[Data entries]
------------
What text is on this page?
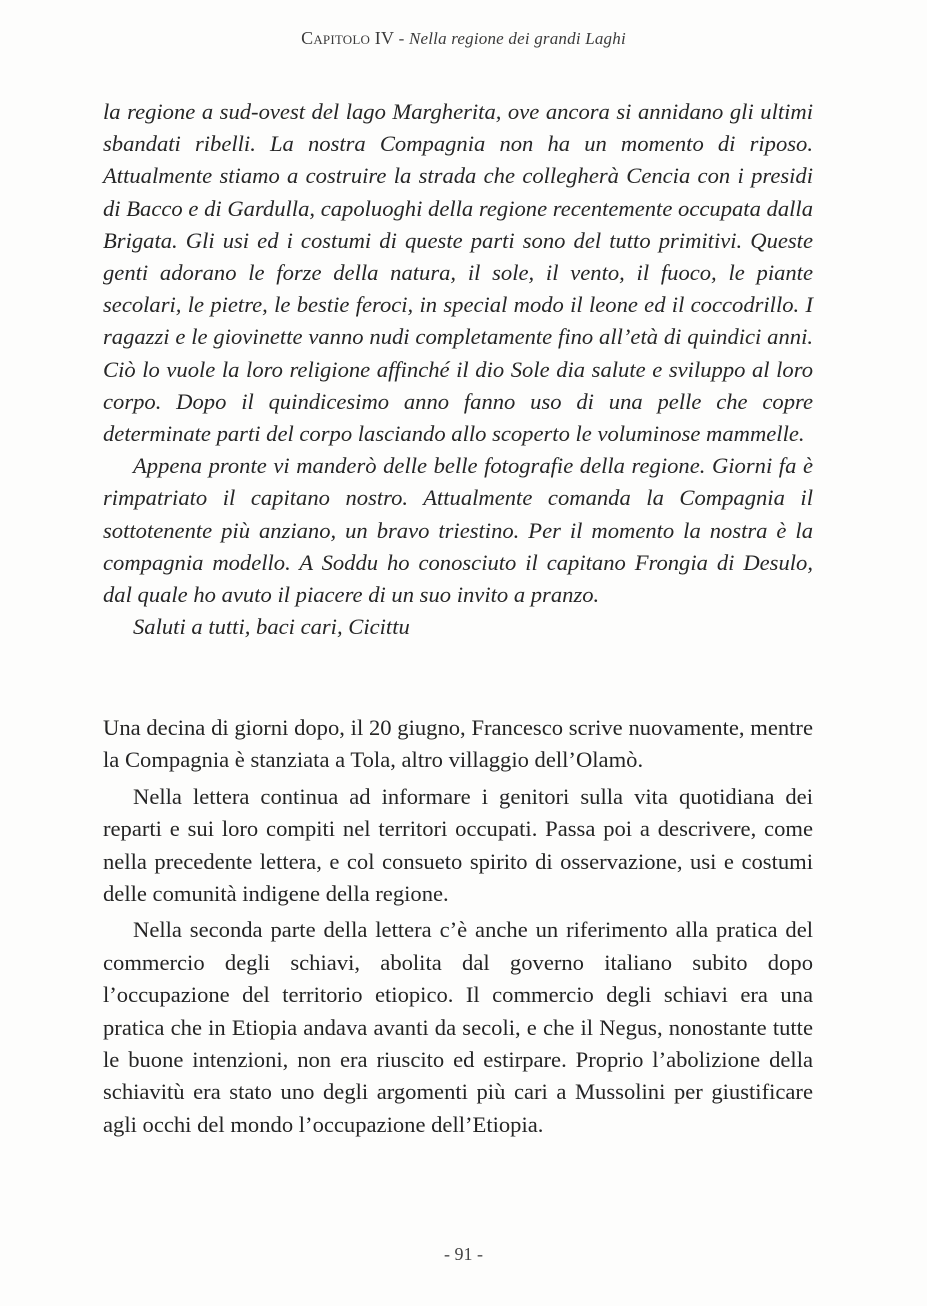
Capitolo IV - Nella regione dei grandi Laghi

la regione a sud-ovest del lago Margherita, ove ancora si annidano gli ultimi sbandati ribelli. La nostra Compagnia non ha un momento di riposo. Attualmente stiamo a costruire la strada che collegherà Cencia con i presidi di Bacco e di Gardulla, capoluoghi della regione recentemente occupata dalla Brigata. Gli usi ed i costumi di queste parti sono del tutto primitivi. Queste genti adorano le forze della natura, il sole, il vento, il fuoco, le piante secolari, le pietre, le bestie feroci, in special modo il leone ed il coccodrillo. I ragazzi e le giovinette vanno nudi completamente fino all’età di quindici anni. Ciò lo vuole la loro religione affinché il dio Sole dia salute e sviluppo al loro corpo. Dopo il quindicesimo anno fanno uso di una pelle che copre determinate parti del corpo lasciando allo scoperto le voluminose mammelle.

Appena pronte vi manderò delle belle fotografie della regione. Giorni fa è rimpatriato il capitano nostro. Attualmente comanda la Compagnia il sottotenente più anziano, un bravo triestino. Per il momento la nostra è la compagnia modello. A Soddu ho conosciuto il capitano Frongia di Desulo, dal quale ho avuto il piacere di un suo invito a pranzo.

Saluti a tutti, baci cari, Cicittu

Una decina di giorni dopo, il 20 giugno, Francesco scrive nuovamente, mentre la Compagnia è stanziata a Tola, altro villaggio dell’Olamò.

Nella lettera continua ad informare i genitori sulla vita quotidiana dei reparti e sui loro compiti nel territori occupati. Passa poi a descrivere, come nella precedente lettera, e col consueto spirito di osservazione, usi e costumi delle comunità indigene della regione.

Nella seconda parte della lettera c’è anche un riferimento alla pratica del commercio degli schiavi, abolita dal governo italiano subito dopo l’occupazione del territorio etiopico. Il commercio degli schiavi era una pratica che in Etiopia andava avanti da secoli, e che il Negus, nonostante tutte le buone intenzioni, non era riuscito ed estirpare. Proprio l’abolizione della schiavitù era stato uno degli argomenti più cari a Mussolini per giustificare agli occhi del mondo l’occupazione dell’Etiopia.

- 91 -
------------
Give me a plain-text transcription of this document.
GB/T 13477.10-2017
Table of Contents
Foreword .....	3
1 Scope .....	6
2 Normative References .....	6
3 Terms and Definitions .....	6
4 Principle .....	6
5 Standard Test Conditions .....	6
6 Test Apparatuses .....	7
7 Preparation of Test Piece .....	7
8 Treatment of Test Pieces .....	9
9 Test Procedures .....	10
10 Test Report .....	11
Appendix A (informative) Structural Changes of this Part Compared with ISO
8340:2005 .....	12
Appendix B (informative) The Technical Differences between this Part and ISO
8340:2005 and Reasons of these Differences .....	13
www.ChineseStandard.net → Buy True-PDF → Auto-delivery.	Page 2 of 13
------------
§ WHAT NEEDS TO BE DONE
From the listing above, pick out each line where the word "delle" appears.

§ WRITTEN ANSWER
Appena pronte vi manderò delle belle fotografie della regione. Giorni fa è rimpatriato il capitano nostro. Attualmente comanda la Compagnia il sottotenente più anziano, un bravo triestino. Per il momento la nostra è la compagnia modello. A Soddu ho conosciuto il capitano Frongia di Desulo, dal quale ho avuto il piacere di un suo invito a pranzo.
Nella lettera continua ad informare i genitori sulla vita quotidiana dei reparti e sui loro compiti nel territori occupati. Passa poi a descrivere, come nella precedente lettera, e col consueto spirito di osservazione, usi e costumi delle comunità indigene della regione.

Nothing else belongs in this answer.